> _Input for this task_:
============================================================

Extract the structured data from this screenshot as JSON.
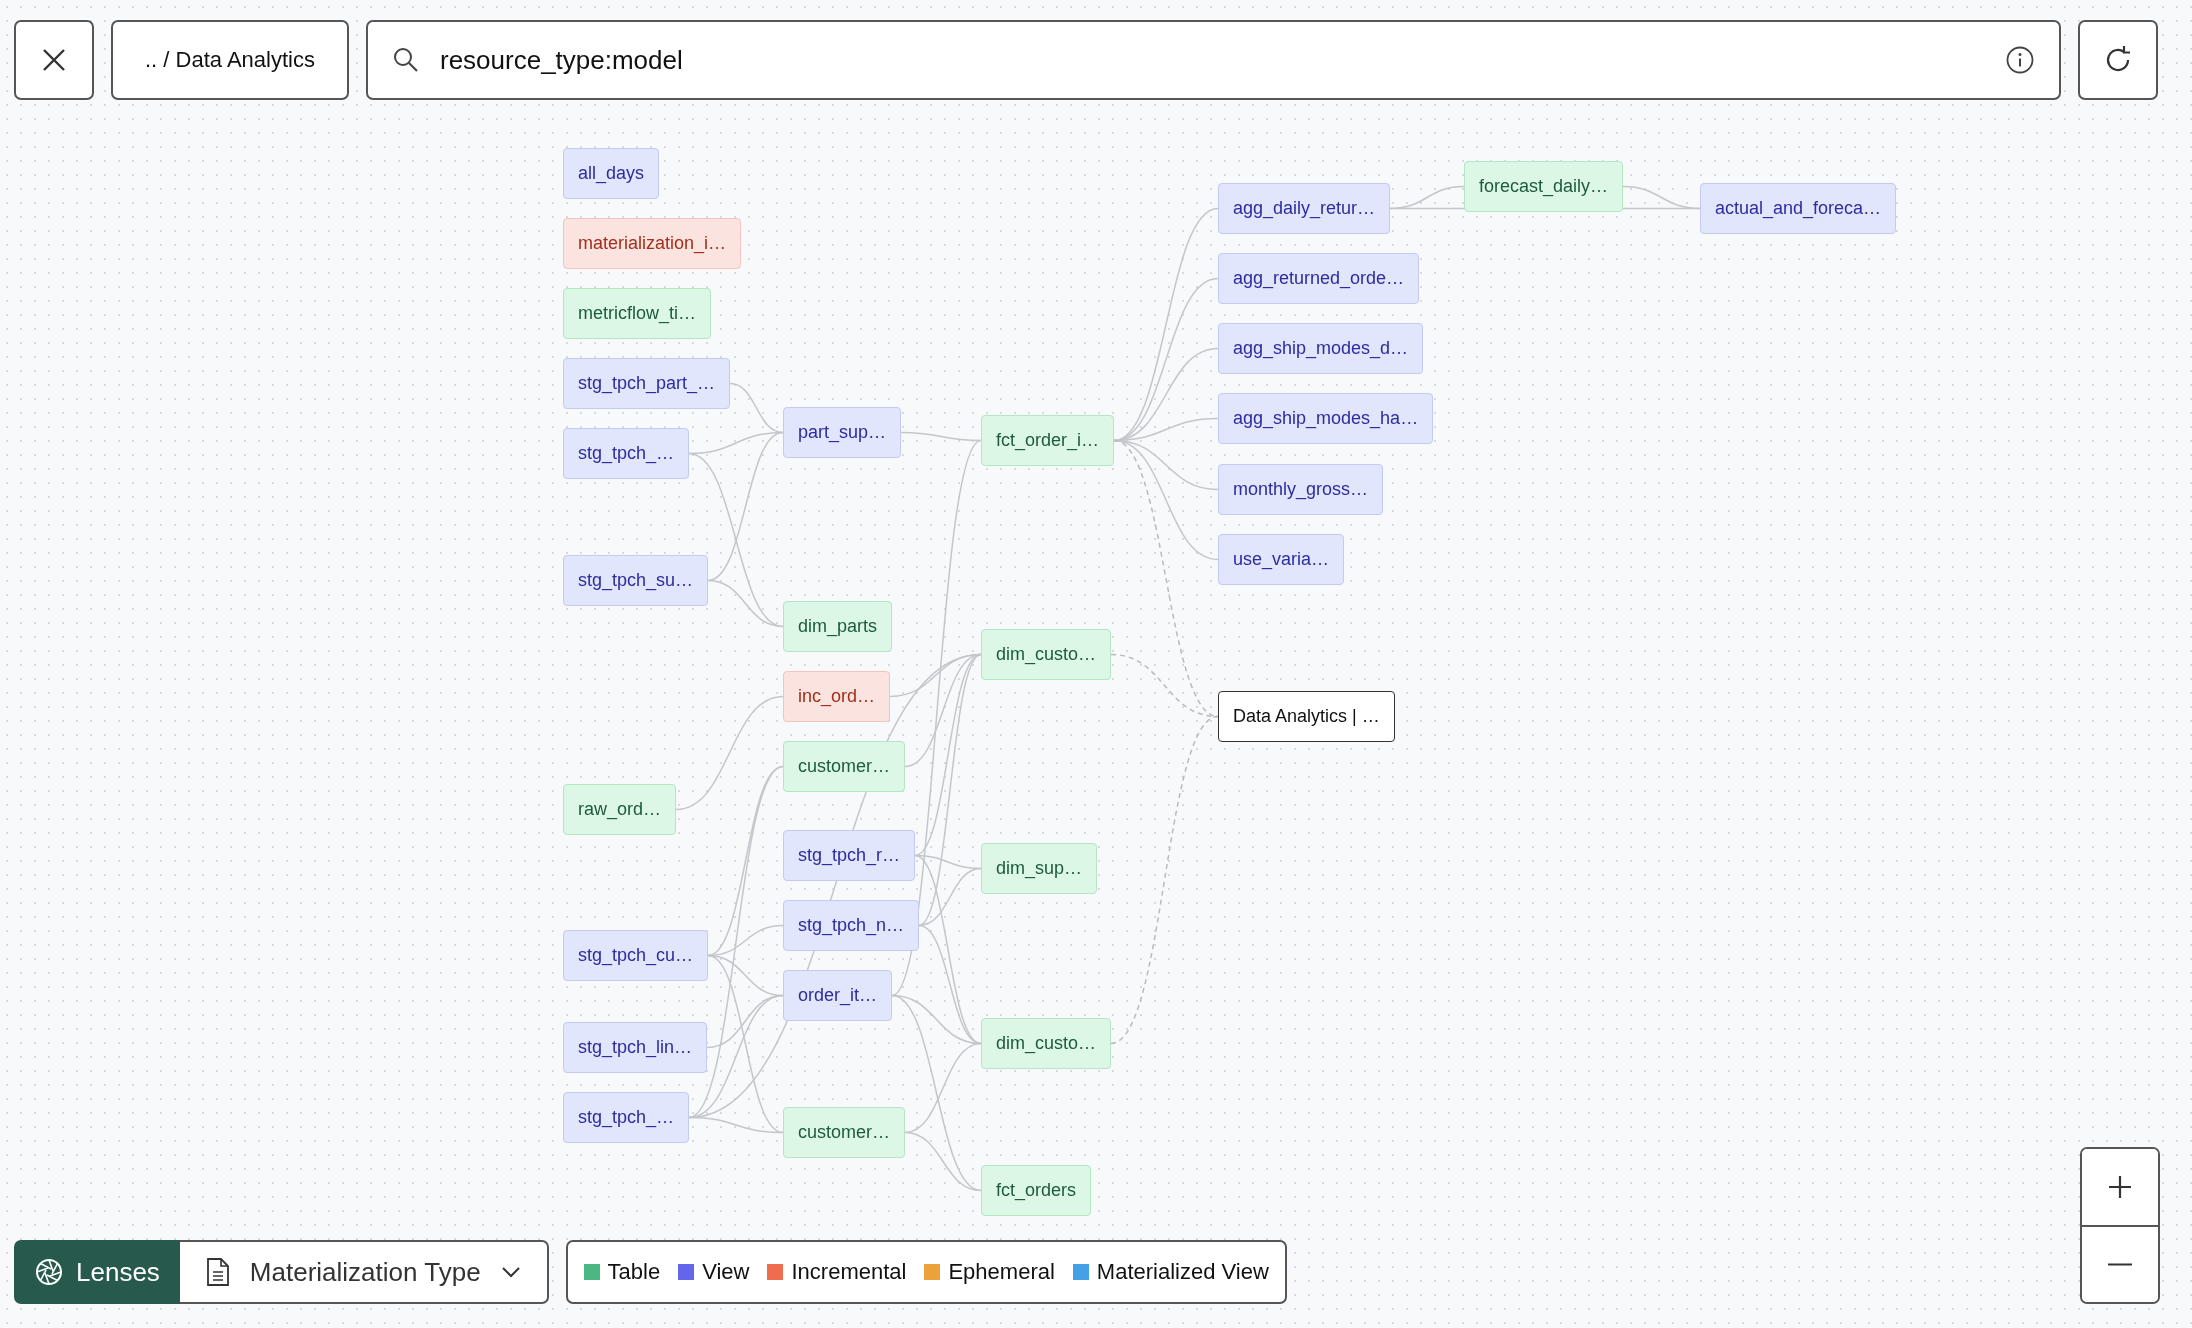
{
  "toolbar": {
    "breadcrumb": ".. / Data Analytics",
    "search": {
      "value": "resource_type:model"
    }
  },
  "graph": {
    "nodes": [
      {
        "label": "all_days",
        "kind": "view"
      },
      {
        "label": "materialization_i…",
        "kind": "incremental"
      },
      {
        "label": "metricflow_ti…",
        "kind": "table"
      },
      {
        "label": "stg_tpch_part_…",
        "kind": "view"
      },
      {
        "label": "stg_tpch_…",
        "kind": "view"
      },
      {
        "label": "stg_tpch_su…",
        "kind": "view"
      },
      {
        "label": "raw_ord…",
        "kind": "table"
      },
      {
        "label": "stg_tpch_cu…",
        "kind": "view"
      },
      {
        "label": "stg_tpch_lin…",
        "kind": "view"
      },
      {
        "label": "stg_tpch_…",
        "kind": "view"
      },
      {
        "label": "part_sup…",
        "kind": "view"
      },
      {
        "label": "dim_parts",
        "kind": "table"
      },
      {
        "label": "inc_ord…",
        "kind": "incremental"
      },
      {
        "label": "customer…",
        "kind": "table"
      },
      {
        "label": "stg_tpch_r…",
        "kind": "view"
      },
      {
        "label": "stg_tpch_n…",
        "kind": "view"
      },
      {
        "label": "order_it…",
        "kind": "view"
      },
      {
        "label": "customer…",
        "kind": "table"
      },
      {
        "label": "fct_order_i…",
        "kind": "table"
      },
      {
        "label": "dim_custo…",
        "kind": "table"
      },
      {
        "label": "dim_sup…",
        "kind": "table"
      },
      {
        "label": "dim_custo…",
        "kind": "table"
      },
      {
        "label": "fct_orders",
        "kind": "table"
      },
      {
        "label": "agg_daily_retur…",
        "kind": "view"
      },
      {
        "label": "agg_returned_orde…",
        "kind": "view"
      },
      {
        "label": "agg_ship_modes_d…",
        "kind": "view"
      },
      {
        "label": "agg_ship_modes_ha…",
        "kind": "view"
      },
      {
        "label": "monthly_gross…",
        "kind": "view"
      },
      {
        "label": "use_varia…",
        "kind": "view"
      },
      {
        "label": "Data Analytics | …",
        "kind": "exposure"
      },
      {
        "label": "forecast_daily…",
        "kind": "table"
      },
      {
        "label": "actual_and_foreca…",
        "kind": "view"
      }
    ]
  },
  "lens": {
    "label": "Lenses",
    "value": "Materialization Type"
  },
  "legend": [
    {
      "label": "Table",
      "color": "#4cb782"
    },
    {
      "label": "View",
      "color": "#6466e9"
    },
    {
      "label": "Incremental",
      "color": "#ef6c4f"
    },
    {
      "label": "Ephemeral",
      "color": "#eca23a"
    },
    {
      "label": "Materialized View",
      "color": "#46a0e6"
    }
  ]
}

============================================================

> _Stated exercise_:
Transcribe all the data word for word; the images stay out.

> _Solution for this task_:
Extract the structured data from this screenshot as JSON.
{
  "toolbar": {
    "breadcrumb": ".. / Data Analytics",
    "search": {
      "value": "resource_type:model"
    }
  },
  "graph": {
    "nodes": [
      {
        "label": "all_days",
        "kind": "view"
      },
      {
        "label": "materialization_i…",
        "kind": "incremental"
      },
      {
        "label": "metricflow_ti…",
        "kind": "table"
      },
      {
        "label": "stg_tpch_part_…",
        "kind": "view"
      },
      {
        "label": "stg_tpch_…",
        "kind": "view"
      },
      {
        "label": "stg_tpch_su…",
        "kind": "view"
      },
      {
        "label": "raw_ord…",
        "kind": "table"
      },
      {
        "label": "stg_tpch_cu…",
        "kind": "view"
      },
      {
        "label": "stg_tpch_lin…",
        "kind": "view"
      },
      {
        "label": "stg_tpch_…",
        "kind": "view"
      },
      {
        "label": "part_sup…",
        "kind": "view"
      },
      {
        "label": "dim_parts",
        "kind": "table"
      },
      {
        "label": "inc_ord…",
        "kind": "incremental"
      },
      {
        "label": "customer…",
        "kind": "table"
      },
      {
        "label": "stg_tpch_r…",
        "kind": "view"
      },
      {
        "label": "stg_tpch_n…",
        "kind": "view"
      },
      {
        "label": "order_it…",
        "kind": "view"
      },
      {
        "label": "customer…",
        "kind": "table"
      },
      {
        "label": "fct_order_i…",
        "kind": "table"
      },
      {
        "label": "dim_custo…",
        "kind": "table"
      },
      {
        "label": "dim_sup…",
        "kind": "table"
      },
      {
        "label": "dim_custo…",
        "kind": "table"
      },
      {
        "label": "fct_orders",
        "kind": "table"
      },
      {
        "label": "agg_daily_retur…",
        "kind": "view"
      },
      {
        "label": "agg_returned_orde…",
        "kind": "view"
      },
      {
        "label": "agg_ship_modes_d…",
        "kind": "view"
      },
      {
        "label": "agg_ship_modes_ha…",
        "kind": "view"
      },
      {
        "label": "monthly_gross…",
        "kind": "view"
      },
      {
        "label": "use_varia…",
        "kind": "view"
      },
      {
        "label": "Data Analytics | …",
        "kind": "exposure"
      },
      {
        "label": "forecast_daily…",
        "kind": "table"
      },
      {
        "label": "actual_and_foreca…",
        "kind": "view"
      }
    ]
  },
  "lens": {
    "label": "Lenses",
    "value": "Materialization Type"
  },
  "legend": [
    {
      "label": "Table",
      "color": "#4cb782"
    },
    {
      "label": "View",
      "color": "#6466e9"
    },
    {
      "label": "Incremental",
      "color": "#ef6c4f"
    },
    {
      "label": "Ephemeral",
      "color": "#eca23a"
    },
    {
      "label": "Materialized View",
      "color": "#46a0e6"
    }
  ]
}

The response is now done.